→ Challenge
The entries below are to be repeated exactly as they stand.

→ Given entries
==========

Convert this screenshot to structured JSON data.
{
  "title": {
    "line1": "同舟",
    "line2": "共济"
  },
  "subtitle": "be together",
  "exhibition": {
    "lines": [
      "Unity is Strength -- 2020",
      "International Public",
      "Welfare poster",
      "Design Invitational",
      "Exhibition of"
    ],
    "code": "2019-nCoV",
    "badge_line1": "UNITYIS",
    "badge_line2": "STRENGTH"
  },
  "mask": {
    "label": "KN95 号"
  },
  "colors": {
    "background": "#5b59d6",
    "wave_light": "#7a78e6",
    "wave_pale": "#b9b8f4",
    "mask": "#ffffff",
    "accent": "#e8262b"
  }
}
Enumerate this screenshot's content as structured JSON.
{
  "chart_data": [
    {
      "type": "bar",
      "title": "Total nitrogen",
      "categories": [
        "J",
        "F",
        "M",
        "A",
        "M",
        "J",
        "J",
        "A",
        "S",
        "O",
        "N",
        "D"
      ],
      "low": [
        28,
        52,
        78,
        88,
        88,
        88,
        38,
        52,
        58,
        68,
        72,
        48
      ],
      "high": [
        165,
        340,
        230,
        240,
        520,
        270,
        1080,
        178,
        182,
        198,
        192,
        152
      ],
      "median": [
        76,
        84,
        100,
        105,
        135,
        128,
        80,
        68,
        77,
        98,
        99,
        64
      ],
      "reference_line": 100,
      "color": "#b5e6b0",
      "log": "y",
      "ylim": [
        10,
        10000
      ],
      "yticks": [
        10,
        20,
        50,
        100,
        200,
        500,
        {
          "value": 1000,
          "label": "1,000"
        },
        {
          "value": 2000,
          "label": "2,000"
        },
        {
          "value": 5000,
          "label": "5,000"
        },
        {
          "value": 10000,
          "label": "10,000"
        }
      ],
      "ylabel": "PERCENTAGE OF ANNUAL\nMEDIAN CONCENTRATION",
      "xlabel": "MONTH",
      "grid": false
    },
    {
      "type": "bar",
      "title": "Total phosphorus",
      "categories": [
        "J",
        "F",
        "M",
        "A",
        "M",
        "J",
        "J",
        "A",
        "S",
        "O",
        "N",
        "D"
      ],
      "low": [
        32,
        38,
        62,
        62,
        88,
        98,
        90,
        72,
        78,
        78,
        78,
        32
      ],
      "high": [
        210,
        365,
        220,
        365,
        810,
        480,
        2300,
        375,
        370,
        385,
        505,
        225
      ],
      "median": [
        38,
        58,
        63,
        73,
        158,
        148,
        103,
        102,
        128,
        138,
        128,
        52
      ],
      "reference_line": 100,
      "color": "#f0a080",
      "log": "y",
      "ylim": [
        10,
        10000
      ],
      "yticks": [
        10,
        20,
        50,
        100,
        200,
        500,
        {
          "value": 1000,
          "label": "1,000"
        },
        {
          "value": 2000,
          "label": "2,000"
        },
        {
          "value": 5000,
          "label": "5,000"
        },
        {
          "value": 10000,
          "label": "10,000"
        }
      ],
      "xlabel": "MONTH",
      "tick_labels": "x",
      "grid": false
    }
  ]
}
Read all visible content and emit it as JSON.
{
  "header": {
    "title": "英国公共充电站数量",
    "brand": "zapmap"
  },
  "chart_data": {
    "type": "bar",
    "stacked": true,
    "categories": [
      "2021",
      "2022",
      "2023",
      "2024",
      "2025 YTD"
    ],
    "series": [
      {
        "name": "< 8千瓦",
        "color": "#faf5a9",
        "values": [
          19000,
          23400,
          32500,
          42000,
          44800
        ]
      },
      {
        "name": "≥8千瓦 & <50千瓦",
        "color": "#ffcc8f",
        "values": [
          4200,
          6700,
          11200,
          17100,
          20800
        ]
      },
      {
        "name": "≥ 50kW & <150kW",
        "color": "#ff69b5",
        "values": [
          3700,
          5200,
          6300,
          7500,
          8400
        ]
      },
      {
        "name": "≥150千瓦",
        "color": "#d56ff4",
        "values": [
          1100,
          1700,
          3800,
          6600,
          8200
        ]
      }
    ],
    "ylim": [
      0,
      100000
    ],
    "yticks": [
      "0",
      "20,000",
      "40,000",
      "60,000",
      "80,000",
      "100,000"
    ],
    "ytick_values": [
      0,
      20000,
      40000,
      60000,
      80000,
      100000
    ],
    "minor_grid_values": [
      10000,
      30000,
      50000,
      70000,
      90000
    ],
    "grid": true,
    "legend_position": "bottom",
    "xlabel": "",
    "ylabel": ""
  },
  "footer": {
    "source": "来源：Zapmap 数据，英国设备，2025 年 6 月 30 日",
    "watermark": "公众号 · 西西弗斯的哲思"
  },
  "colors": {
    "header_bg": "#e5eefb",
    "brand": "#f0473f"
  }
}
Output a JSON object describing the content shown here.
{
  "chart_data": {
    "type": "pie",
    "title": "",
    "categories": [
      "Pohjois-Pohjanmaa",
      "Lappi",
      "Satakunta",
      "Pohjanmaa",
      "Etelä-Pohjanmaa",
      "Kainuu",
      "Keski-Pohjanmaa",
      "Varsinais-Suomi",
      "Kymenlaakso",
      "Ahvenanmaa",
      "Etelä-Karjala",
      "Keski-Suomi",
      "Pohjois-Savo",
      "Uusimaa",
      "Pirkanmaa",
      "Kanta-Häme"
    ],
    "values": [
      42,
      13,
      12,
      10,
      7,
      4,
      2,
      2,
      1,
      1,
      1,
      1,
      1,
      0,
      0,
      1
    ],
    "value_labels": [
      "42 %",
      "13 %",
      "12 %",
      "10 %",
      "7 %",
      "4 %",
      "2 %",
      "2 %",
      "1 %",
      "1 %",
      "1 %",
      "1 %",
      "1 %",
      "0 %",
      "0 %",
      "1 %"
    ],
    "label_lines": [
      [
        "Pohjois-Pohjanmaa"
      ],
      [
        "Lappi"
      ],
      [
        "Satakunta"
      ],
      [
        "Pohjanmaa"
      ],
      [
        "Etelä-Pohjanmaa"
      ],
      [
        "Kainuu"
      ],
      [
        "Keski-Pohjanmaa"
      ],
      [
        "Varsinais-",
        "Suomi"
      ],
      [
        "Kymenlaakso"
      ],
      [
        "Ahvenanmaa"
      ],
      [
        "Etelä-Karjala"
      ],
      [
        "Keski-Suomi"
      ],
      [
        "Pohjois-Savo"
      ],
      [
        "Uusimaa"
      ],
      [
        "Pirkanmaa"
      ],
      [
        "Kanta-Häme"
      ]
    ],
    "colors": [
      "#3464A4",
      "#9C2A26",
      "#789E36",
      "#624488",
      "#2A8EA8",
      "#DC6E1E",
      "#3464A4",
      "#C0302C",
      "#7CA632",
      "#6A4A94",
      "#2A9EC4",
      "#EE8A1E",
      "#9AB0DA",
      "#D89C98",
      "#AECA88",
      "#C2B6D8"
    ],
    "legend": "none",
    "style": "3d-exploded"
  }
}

==========

→ Task answer
Convert this screenshot to structured JSON data.
{
  "title": {
    "line1": "同舟",
    "line2": "共济"
  },
  "subtitle": "be together",
  "exhibition": {
    "lines": [
      "Unity is Strength -- 2020",
      "International Public",
      "Welfare poster",
      "Design Invitational",
      "Exhibition of"
    ],
    "code": "2019-nCoV",
    "badge_line1": "UNITYIS",
    "badge_line2": "STRENGTH"
  },
  "mask": {
    "label": "KN95 号"
  },
  "colors": {
    "background": "#5b59d6",
    "wave_light": "#7a78e6",
    "wave_pale": "#b9b8f4",
    "mask": "#ffffff",
    "accent": "#e8262b"
  }
}
Enumerate this screenshot's content as structured JSON.
{
  "chart_data": [
    {
      "type": "bar",
      "title": "Total nitrogen",
      "categories": [
        "J",
        "F",
        "M",
        "A",
        "M",
        "J",
        "J",
        "A",
        "S",
        "O",
        "N",
        "D"
      ],
      "low": [
        28,
        52,
        78,
        88,
        88,
        88,
        38,
        52,
        58,
        68,
        72,
        48
      ],
      "high": [
        165,
        340,
        230,
        240,
        520,
        270,
        1080,
        178,
        182,
        198,
        192,
        152
      ],
      "median": [
        76,
        84,
        100,
        105,
        135,
        128,
        80,
        68,
        77,
        98,
        99,
        64
      ],
      "reference_line": 100,
      "color": "#b5e6b0",
      "log": "y",
      "ylim": [
        10,
        10000
      ],
      "yticks": [
        10,
        20,
        50,
        100,
        200,
        500,
        {
          "value": 1000,
          "label": "1,000"
        },
        {
          "value": 2000,
          "label": "2,000"
        },
        {
          "value": 5000,
          "label": "5,000"
        },
        {
          "value": 10000,
          "label": "10,000"
        }
      ],
      "ylabel": "PERCENTAGE OF ANNUAL\nMEDIAN CONCENTRATION",
      "xlabel": "MONTH",
      "grid": false
    },
    {
      "type": "bar",
      "title": "Total phosphorus",
      "categories": [
        "J",
        "F",
        "M",
        "A",
        "M",
        "J",
        "J",
        "A",
        "S",
        "O",
        "N",
        "D"
      ],
      "low": [
        32,
        38,
        62,
        62,
        88,
        98,
        90,
        72,
        78,
        78,
        78,
        32
      ],
      "high": [
        210,
        365,
        220,
        365,
        810,
        480,
        2300,
        375,
        370,
        385,
        505,
        225
      ],
      "median": [
        38,
        58,
        63,
        73,
        158,
        148,
        103,
        102,
        128,
        138,
        128,
        52
      ],
      "reference_line": 100,
      "color": "#f0a080",
      "log": "y",
      "ylim": [
        10,
        10000
      ],
      "yticks": [
        10,
        20,
        50,
        100,
        200,
        500,
        {
          "value": 1000,
          "label": "1,000"
        },
        {
          "value": 2000,
          "label": "2,000"
        },
        {
          "value": 5000,
          "label": "5,000"
        },
        {
          "value": 10000,
          "label": "10,000"
        }
      ],
      "xlabel": "MONTH",
      "tick_labels": "x",
      "grid": false
    }
  ]
}
Read all visible content and emit it as JSON.
{
  "header": {
    "title": "英国公共充电站数量",
    "brand": "zapmap"
  },
  "chart_data": {
    "type": "bar",
    "stacked": true,
    "categories": [
      "2021",
      "2022",
      "2023",
      "2024",
      "2025 YTD"
    ],
    "series": [
      {
        "name": "< 8千瓦",
        "color": "#faf5a9",
        "values": [
          19000,
          23400,
          32500,
          42000,
          44800
        ]
      },
      {
        "name": "≥8千瓦 & <50千瓦",
        "color": "#ffcc8f",
        "values": [
          4200,
          6700,
          11200,
          17100,
          20800
        ]
      },
      {
        "name": "≥ 50kW & <150kW",
        "color": "#ff69b5",
        "values": [
          3700,
          5200,
          6300,
          7500,
          8400
        ]
      },
      {
        "name": "≥150千瓦",
        "color": "#d56ff4",
        "values": [
          1100,
          1700,
          3800,
          6600,
          8200
        ]
      }
    ],
    "ylim": [
      0,
      100000
    ],
    "yticks": [
      "0",
      "20,000",
      "40,000",
      "60,000",
      "80,000",
      "100,000"
    ],
    "ytick_values": [
      0,
      20000,
      40000,
      60000,
      80000,
      100000
    ],
    "minor_grid_values": [
      10000,
      30000,
      50000,
      70000,
      90000
    ],
    "grid": true,
    "legend_position": "bottom",
    "xlabel": "",
    "ylabel": ""
  },
  "footer": {
    "source": "来源：Zapmap 数据，英国设备，2025 年 6 月 30 日",
    "watermark": "公众号 · 西西弗斯的哲思"
  },
  "colors": {
    "header_bg": "#e5eefb",
    "brand": "#f0473f"
  }
}
Output a JSON object describing the content shown here.
{
  "chart_data": {
    "type": "pie",
    "title": "",
    "categories": [
      "Pohjois-Pohjanmaa",
      "Lappi",
      "Satakunta",
      "Pohjanmaa",
      "Etelä-Pohjanmaa",
      "Kainuu",
      "Keski-Pohjanmaa",
      "Varsinais-Suomi",
      "Kymenlaakso",
      "Ahvenanmaa",
      "Etelä-Karjala",
      "Keski-Suomi",
      "Pohjois-Savo",
      "Uusimaa",
      "Pirkanmaa",
      "Kanta-Häme"
    ],
    "values": [
      42,
      13,
      12,
      10,
      7,
      4,
      2,
      2,
      1,
      1,
      1,
      1,
      1,
      0,
      0,
      1
    ],
    "value_labels": [
      "42 %",
      "13 %",
      "12 %",
      "10 %",
      "7 %",
      "4 %",
      "2 %",
      "2 %",
      "1 %",
      "1 %",
      "1 %",
      "1 %",
      "1 %",
      "0 %",
      "0 %",
      "1 %"
    ],
    "label_lines": [
      [
        "Pohjois-Pohjanmaa"
      ],
      [
        "Lappi"
      ],
      [
        "Satakunta"
      ],
      [
        "Pohjanmaa"
      ],
      [
        "Etelä-Pohjanmaa"
      ],
      [
        "Kainuu"
      ],
      [
        "Keski-Pohjanmaa"
      ],
      [
        "Varsinais-",
        "Suomi"
      ],
      [
        "Kymenlaakso"
      ],
      [
        "Ahvenanmaa"
      ],
      [
        "Etelä-Karjala"
      ],
      [
        "Keski-Suomi"
      ],
      [
        "Pohjois-Savo"
      ],
      [
        "Uusimaa"
      ],
      [
        "Pirkanmaa"
      ],
      [
        "Kanta-Häme"
      ]
    ],
    "colors": [
      "#3464A4",
      "#9C2A26",
      "#789E36",
      "#624488",
      "#2A8EA8",
      "#DC6E1E",
      "#3464A4",
      "#C0302C",
      "#7CA632",
      "#6A4A94",
      "#2A9EC4",
      "#EE8A1E",
      "#9AB0DA",
      "#D89C98",
      "#AECA88",
      "#C2B6D8"
    ],
    "legend": "none",
    "style": "3d-exploded"
  }
}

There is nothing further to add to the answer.